▶ MATERIAL SUPPLIED:
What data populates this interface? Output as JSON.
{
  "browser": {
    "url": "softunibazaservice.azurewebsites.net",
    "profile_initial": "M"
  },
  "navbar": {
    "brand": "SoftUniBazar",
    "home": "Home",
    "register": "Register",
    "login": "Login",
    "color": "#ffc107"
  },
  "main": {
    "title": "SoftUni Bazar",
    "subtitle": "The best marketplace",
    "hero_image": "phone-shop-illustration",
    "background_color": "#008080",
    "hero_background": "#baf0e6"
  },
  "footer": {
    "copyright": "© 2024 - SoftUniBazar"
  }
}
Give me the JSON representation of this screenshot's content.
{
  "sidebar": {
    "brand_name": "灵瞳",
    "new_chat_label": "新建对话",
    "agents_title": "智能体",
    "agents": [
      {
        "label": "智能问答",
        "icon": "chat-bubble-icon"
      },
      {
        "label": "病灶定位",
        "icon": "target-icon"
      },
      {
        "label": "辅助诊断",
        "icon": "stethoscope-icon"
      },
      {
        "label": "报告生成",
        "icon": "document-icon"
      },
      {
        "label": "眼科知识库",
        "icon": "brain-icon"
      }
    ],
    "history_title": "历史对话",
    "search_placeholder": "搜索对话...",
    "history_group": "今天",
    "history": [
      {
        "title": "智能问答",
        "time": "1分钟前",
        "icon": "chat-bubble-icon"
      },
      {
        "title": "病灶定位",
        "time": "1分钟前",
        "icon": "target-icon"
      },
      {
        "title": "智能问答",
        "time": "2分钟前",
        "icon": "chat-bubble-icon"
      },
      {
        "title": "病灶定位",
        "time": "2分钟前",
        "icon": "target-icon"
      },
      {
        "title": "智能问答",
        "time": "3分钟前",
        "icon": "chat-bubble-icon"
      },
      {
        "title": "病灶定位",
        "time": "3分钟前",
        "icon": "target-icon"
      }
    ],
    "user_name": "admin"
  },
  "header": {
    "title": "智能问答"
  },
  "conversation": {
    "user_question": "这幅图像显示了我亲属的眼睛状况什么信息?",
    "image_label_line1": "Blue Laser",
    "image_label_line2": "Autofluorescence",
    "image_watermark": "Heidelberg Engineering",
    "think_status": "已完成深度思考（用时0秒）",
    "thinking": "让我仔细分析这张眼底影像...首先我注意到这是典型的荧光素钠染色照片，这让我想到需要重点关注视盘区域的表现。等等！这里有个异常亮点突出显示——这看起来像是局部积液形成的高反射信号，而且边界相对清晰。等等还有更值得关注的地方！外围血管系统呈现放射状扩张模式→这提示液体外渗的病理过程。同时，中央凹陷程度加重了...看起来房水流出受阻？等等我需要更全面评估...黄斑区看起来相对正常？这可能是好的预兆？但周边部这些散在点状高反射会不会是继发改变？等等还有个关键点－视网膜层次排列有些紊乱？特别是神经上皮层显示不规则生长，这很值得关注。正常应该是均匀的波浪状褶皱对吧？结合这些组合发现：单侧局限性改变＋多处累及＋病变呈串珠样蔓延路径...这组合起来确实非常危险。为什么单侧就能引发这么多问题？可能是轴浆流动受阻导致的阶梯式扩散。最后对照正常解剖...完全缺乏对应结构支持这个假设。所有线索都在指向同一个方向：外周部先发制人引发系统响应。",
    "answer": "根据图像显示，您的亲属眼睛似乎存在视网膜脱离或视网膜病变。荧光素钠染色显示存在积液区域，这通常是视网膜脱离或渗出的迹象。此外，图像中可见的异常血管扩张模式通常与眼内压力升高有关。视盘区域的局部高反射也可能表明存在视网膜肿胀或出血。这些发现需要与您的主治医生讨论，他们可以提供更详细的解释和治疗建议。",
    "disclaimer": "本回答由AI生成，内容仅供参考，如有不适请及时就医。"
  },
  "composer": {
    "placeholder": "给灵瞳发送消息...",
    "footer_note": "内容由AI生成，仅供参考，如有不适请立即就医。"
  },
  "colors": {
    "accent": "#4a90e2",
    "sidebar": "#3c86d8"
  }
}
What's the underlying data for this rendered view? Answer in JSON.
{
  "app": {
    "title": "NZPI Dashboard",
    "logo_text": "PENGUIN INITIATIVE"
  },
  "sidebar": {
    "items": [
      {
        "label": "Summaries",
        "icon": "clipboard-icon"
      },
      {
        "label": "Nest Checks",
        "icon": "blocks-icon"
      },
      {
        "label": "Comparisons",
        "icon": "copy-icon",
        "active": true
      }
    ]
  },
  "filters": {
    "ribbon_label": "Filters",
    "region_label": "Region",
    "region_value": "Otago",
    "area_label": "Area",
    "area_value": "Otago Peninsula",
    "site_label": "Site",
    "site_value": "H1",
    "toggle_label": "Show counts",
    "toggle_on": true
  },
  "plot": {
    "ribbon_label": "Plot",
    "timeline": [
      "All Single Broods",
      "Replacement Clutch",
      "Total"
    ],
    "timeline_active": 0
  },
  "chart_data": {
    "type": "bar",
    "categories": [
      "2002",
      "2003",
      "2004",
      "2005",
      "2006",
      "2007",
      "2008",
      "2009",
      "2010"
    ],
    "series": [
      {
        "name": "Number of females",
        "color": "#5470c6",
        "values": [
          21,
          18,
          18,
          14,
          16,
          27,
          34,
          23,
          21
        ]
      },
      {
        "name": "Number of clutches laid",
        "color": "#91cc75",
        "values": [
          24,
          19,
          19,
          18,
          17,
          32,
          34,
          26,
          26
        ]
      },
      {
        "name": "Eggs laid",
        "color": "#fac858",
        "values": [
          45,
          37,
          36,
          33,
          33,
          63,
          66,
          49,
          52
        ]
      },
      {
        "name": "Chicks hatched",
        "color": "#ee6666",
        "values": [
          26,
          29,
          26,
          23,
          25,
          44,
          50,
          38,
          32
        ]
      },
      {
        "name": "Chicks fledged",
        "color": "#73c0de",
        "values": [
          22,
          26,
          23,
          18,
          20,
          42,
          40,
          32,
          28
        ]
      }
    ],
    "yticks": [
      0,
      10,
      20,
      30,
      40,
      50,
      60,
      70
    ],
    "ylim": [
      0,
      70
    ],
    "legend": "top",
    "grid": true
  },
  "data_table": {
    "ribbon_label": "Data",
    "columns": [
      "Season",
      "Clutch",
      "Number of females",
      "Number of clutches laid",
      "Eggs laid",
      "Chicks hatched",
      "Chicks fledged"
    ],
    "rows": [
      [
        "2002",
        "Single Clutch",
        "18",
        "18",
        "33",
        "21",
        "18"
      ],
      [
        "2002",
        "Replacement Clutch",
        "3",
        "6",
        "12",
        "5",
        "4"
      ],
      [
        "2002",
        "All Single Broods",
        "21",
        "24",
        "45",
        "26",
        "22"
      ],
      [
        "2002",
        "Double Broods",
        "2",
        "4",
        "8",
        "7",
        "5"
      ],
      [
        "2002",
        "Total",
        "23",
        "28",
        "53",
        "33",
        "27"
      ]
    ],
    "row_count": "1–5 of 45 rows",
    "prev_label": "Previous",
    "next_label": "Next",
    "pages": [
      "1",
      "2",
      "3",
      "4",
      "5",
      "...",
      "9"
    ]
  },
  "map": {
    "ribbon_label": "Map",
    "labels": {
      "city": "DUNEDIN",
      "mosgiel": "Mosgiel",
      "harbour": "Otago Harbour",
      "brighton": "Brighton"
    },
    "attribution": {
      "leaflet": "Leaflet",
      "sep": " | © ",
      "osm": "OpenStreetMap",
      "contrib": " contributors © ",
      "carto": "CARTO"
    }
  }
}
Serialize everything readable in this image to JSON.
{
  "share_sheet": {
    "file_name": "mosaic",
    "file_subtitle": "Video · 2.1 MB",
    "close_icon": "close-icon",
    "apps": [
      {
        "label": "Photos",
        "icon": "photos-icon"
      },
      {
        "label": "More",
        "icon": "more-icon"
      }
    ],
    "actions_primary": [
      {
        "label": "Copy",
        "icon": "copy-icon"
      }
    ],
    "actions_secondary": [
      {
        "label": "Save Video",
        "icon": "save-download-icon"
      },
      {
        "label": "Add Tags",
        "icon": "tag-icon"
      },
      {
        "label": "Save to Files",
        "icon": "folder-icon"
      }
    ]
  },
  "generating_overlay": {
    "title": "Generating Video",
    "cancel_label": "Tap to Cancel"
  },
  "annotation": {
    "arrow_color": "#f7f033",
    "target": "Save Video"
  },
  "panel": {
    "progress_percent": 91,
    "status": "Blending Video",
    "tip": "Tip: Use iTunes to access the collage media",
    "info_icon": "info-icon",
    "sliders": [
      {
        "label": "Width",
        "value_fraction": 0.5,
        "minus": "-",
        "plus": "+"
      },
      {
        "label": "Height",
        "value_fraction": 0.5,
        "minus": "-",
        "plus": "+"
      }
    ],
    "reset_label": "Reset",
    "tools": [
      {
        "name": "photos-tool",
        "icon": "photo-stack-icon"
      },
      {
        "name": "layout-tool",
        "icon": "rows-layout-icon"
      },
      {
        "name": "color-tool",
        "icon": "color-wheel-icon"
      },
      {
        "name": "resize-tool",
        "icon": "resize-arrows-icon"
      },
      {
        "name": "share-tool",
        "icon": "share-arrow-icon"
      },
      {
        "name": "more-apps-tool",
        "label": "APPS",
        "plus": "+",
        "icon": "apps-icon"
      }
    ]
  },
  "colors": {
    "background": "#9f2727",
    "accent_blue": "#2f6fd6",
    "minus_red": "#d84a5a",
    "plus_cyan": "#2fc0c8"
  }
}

▶ AIM OF THE EXERCISE:
Only lines holding the string "Number" are wanted; gather each one from the entries above.

▶ COMPLETE RESPONSE:
        "name": "Number of females",
        "name": "Number of clutches laid",
      "Number of females",
      "Number of clutches laid",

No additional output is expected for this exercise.